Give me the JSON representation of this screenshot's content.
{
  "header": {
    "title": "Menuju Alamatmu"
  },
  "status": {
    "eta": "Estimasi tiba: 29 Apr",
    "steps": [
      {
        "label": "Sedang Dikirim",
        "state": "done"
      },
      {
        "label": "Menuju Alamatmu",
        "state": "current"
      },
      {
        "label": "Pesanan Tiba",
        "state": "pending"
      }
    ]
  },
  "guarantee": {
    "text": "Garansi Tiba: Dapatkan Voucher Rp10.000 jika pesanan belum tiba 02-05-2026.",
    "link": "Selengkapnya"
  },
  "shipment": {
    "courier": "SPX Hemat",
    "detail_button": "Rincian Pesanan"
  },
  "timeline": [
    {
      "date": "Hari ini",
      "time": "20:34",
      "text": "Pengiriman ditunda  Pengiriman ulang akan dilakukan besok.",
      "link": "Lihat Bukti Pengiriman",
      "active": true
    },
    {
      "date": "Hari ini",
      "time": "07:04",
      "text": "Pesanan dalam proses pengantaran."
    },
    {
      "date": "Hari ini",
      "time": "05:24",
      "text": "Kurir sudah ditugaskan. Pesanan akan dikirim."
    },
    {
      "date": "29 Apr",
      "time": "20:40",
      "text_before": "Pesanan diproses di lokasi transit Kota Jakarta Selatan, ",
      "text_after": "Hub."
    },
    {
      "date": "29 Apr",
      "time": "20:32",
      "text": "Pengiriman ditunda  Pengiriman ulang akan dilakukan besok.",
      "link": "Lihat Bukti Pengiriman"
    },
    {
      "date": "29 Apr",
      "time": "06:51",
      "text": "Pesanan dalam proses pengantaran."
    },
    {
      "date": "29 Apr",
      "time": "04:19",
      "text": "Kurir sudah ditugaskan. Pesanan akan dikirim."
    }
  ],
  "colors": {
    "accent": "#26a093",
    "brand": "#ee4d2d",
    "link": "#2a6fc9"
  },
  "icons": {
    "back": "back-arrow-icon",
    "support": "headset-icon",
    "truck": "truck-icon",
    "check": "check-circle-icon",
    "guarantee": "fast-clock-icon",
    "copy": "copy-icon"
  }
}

--

Task requirements. Above are some records; extract every one of them exactly.

Solution for this exercise.
Give me the JSON representation of this screenshot's content.
{
  "header": {
    "title": "Menuju Alamatmu"
  },
  "status": {
    "eta": "Estimasi tiba: 29 Apr",
    "steps": [
      {
        "label": "Sedang Dikirim",
        "state": "done"
      },
      {
        "label": "Menuju Alamatmu",
        "state": "current"
      },
      {
        "label": "Pesanan Tiba",
        "state": "pending"
      }
    ]
  },
  "guarantee": {
    "text": "Garansi Tiba: Dapatkan Voucher Rp10.000 jika pesanan belum tiba 02-05-2026.",
    "link": "Selengkapnya"
  },
  "shipment": {
    "courier": "SPX Hemat",
    "detail_button": "Rincian Pesanan"
  },
  "timeline": [
    {
      "date": "Hari ini",
      "time": "20:34",
      "text": "Pengiriman ditunda  Pengiriman ulang akan dilakukan besok.",
      "link": "Lihat Bukti Pengiriman",
      "active": true
    },
    {
      "date": "Hari ini",
      "time": "07:04",
      "text": "Pesanan dalam proses pengantaran."
    },
    {
      "date": "Hari ini",
      "time": "05:24",
      "text": "Kurir sudah ditugaskan. Pesanan akan dikirim."
    },
    {
      "date": "29 Apr",
      "time": "20:40",
      "text_before": "Pesanan diproses di lokasi transit Kota Jakarta Selatan, ",
      "text_after": "Hub."
    },
    {
      "date": "29 Apr",
      "time": "20:32",
      "text": "Pengiriman ditunda  Pengiriman ulang akan dilakukan besok.",
      "link": "Lihat Bukti Pengiriman"
    },
    {
      "date": "29 Apr",
      "time": "06:51",
      "text": "Pesanan dalam proses pengantaran."
    },
    {
      "date": "29 Apr",
      "time": "04:19",
      "text": "Kurir sudah ditugaskan. Pesanan akan dikirim."
    }
  ],
  "colors": {
    "accent": "#26a093",
    "brand": "#ee4d2d",
    "link": "#2a6fc9"
  },
  "icons": {
    "back": "back-arrow-icon",
    "support": "headset-icon",
    "truck": "truck-icon",
    "check": "check-circle-icon",
    "guarantee": "fast-clock-icon",
    "copy": "copy-icon"
  }
}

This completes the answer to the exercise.